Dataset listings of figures
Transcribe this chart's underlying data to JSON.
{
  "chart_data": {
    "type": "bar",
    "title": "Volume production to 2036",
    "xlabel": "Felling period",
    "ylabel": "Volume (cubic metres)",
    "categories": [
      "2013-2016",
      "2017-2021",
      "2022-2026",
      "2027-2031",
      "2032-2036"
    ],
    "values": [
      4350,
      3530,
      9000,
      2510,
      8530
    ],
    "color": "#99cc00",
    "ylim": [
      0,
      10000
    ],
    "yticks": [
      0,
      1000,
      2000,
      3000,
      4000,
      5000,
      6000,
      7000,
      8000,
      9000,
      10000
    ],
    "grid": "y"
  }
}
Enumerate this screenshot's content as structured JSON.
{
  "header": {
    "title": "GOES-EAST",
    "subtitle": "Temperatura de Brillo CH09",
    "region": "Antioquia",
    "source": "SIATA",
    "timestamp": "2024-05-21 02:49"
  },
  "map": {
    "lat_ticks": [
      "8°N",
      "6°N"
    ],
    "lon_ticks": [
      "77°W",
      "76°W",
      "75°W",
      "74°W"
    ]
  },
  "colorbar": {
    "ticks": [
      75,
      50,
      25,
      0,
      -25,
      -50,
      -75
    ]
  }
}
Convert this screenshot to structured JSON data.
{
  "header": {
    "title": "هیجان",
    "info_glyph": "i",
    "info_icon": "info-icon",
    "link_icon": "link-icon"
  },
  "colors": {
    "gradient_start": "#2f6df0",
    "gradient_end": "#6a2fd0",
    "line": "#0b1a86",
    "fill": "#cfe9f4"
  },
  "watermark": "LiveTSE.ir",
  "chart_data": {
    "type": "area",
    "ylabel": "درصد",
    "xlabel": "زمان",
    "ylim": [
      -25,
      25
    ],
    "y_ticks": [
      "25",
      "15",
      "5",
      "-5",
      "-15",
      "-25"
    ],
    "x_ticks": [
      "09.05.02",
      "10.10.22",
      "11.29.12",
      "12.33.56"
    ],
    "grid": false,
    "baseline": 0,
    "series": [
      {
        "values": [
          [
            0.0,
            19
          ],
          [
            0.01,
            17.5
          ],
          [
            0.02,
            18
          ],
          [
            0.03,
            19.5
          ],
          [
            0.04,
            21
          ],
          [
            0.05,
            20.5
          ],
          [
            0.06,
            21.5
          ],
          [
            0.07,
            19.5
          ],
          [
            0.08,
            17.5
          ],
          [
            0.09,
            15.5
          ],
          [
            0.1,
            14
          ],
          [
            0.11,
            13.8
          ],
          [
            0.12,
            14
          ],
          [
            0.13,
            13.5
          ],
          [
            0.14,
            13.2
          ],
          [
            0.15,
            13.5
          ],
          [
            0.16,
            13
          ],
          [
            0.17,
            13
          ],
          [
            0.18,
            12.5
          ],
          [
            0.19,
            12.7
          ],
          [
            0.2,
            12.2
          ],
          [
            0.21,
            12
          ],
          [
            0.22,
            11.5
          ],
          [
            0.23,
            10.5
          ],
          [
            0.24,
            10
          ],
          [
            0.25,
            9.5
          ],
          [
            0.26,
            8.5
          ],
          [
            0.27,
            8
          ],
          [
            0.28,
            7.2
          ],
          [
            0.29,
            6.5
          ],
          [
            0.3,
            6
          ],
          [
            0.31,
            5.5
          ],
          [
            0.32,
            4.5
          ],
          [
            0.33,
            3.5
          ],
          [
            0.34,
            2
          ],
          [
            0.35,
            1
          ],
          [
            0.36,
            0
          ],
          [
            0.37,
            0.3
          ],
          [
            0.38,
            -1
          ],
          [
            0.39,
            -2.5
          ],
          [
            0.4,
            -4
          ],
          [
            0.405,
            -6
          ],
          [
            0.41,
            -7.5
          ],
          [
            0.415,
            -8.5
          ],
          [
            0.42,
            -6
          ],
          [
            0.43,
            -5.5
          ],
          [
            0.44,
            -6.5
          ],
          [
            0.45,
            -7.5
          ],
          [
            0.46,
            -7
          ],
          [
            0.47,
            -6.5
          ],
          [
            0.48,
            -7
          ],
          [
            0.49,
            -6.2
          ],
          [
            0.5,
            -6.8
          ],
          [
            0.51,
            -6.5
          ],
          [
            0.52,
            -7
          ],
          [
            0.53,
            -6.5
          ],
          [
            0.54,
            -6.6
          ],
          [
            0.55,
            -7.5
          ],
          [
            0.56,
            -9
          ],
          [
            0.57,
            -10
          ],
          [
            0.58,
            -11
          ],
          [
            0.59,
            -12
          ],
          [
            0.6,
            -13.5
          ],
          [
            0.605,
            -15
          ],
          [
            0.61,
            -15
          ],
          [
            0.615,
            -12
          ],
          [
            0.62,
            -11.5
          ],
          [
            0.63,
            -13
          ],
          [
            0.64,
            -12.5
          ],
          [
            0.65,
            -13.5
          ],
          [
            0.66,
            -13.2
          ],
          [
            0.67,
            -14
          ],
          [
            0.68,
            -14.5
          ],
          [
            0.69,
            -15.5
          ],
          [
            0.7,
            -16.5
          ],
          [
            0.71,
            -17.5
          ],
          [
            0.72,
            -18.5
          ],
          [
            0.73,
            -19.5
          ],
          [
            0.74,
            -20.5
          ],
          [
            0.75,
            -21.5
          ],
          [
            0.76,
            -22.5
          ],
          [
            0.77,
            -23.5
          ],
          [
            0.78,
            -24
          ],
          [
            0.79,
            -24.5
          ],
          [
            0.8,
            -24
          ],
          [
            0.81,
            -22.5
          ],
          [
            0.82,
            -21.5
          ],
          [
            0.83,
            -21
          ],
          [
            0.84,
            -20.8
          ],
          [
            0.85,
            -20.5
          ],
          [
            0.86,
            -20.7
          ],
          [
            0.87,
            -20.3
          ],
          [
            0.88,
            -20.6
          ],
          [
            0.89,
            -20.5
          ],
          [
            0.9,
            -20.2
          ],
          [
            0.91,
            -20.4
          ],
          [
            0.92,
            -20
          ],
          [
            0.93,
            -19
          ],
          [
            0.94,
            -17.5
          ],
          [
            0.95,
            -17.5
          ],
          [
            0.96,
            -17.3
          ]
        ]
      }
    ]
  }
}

● **Problem**: Send back all of the entries exactly, with nothing missing.

● **Output of the task**:
Transcribe this chart's underlying data to JSON.
{
  "chart_data": {
    "type": "bar",
    "title": "Volume production to 2036",
    "xlabel": "Felling period",
    "ylabel": "Volume (cubic metres)",
    "categories": [
      "2013-2016",
      "2017-2021",
      "2022-2026",
      "2027-2031",
      "2032-2036"
    ],
    "values": [
      4350,
      3530,
      9000,
      2510,
      8530
    ],
    "color": "#99cc00",
    "ylim": [
      0,
      10000
    ],
    "yticks": [
      0,
      1000,
      2000,
      3000,
      4000,
      5000,
      6000,
      7000,
      8000,
      9000,
      10000
    ],
    "grid": "y"
  }
}
Enumerate this screenshot's content as structured JSON.
{
  "header": {
    "title": "GOES-EAST",
    "subtitle": "Temperatura de Brillo CH09",
    "region": "Antioquia",
    "source": "SIATA",
    "timestamp": "2024-05-21 02:49"
  },
  "map": {
    "lat_ticks": [
      "8°N",
      "6°N"
    ],
    "lon_ticks": [
      "77°W",
      "76°W",
      "75°W",
      "74°W"
    ]
  },
  "colorbar": {
    "ticks": [
      75,
      50,
      25,
      0,
      -25,
      -50,
      -75
    ]
  }
}
Convert this screenshot to structured JSON data.
{
  "header": {
    "title": "هیجان",
    "info_glyph": "i",
    "info_icon": "info-icon",
    "link_icon": "link-icon"
  },
  "colors": {
    "gradient_start": "#2f6df0",
    "gradient_end": "#6a2fd0",
    "line": "#0b1a86",
    "fill": "#cfe9f4"
  },
  "watermark": "LiveTSE.ir",
  "chart_data": {
    "type": "area",
    "ylabel": "درصد",
    "xlabel": "زمان",
    "ylim": [
      -25,
      25
    ],
    "y_ticks": [
      "25",
      "15",
      "5",
      "-5",
      "-15",
      "-25"
    ],
    "x_ticks": [
      "09.05.02",
      "10.10.22",
      "11.29.12",
      "12.33.56"
    ],
    "grid": false,
    "baseline": 0,
    "series": [
      {
        "values": [
          [
            0.0,
            19
          ],
          [
            0.01,
            17.5
          ],
          [
            0.02,
            18
          ],
          [
            0.03,
            19.5
          ],
          [
            0.04,
            21
          ],
          [
            0.05,
            20.5
          ],
          [
            0.06,
            21.5
          ],
          [
            0.07,
            19.5
          ],
          [
            0.08,
            17.5
          ],
          [
            0.09,
            15.5
          ],
          [
            0.1,
            14
          ],
          [
            0.11,
            13.8
          ],
          [
            0.12,
            14
          ],
          [
            0.13,
            13.5
          ],
          [
            0.14,
            13.2
          ],
          [
            0.15,
            13.5
          ],
          [
            0.16,
            13
          ],
          [
            0.17,
            13
          ],
          [
            0.18,
            12.5
          ],
          [
            0.19,
            12.7
          ],
          [
            0.2,
            12.2
          ],
          [
            0.21,
            12
          ],
          [
            0.22,
            11.5
          ],
          [
            0.23,
            10.5
          ],
          [
            0.24,
            10
          ],
          [
            0.25,
            9.5
          ],
          [
            0.26,
            8.5
          ],
          [
            0.27,
            8
          ],
          [
            0.28,
            7.2
          ],
          [
            0.29,
            6.5
          ],
          [
            0.3,
            6
          ],
          [
            0.31,
            5.5
          ],
          [
            0.32,
            4.5
          ],
          [
            0.33,
            3.5
          ],
          [
            0.34,
            2
          ],
          [
            0.35,
            1
          ],
          [
            0.36,
            0
          ],
          [
            0.37,
            0.3
          ],
          [
            0.38,
            -1
          ],
          [
            0.39,
            -2.5
          ],
          [
            0.4,
            -4
          ],
          [
            0.405,
            -6
          ],
          [
            0.41,
            -7.5
          ],
          [
            0.415,
            -8.5
          ],
          [
            0.42,
            -6
          ],
          [
            0.43,
            -5.5
          ],
          [
            0.44,
            -6.5
          ],
          [
            0.45,
            -7.5
          ],
          [
            0.46,
            -7
          ],
          [
            0.47,
            -6.5
          ],
          [
            0.48,
            -7
          ],
          [
            0.49,
            -6.2
          ],
          [
            0.5,
            -6.8
          ],
          [
            0.51,
            -6.5
          ],
          [
            0.52,
            -7
          ],
          [
            0.53,
            -6.5
          ],
          [
            0.54,
            -6.6
          ],
          [
            0.55,
            -7.5
          ],
          [
            0.56,
            -9
          ],
          [
            0.57,
            -10
          ],
          [
            0.58,
            -11
          ],
          [
            0.59,
            -12
          ],
          [
            0.6,
            -13.5
          ],
          [
            0.605,
            -15
          ],
          [
            0.61,
            -15
          ],
          [
            0.615,
            -12
          ],
          [
            0.62,
            -11.5
          ],
          [
            0.63,
            -13
          ],
          [
            0.64,
            -12.5
          ],
          [
            0.65,
            -13.5
          ],
          [
            0.66,
            -13.2
          ],
          [
            0.67,
            -14
          ],
          [
            0.68,
            -14.5
          ],
          [
            0.69,
            -15.5
          ],
          [
            0.7,
            -16.5
          ],
          [
            0.71,
            -17.5
          ],
          [
            0.72,
            -18.5
          ],
          [
            0.73,
            -19.5
          ],
          [
            0.74,
            -20.5
          ],
          [
            0.75,
            -21.5
          ],
          [
            0.76,
            -22.5
          ],
          [
            0.77,
            -23.5
          ],
          [
            0.78,
            -24
          ],
          [
            0.79,
            -24.5
          ],
          [
            0.8,
            -24
          ],
          [
            0.81,
            -22.5
          ],
          [
            0.82,
            -21.5
          ],
          [
            0.83,
            -21
          ],
          [
            0.84,
            -20.8
          ],
          [
            0.85,
            -20.5
          ],
          [
            0.86,
            -20.7
          ],
          [
            0.87,
            -20.3
          ],
          [
            0.88,
            -20.6
          ],
          [
            0.89,
            -20.5
          ],
          [
            0.9,
            -20.2
          ],
          [
            0.91,
            -20.4
          ],
          [
            0.92,
            -20
          ],
          [
            0.93,
            -19
          ],
          [
            0.94,
            -17.5
          ],
          [
            0.95,
            -17.5
          ],
          [
            0.96,
            -17.3
          ]
        ]
      }
    ]
  }
}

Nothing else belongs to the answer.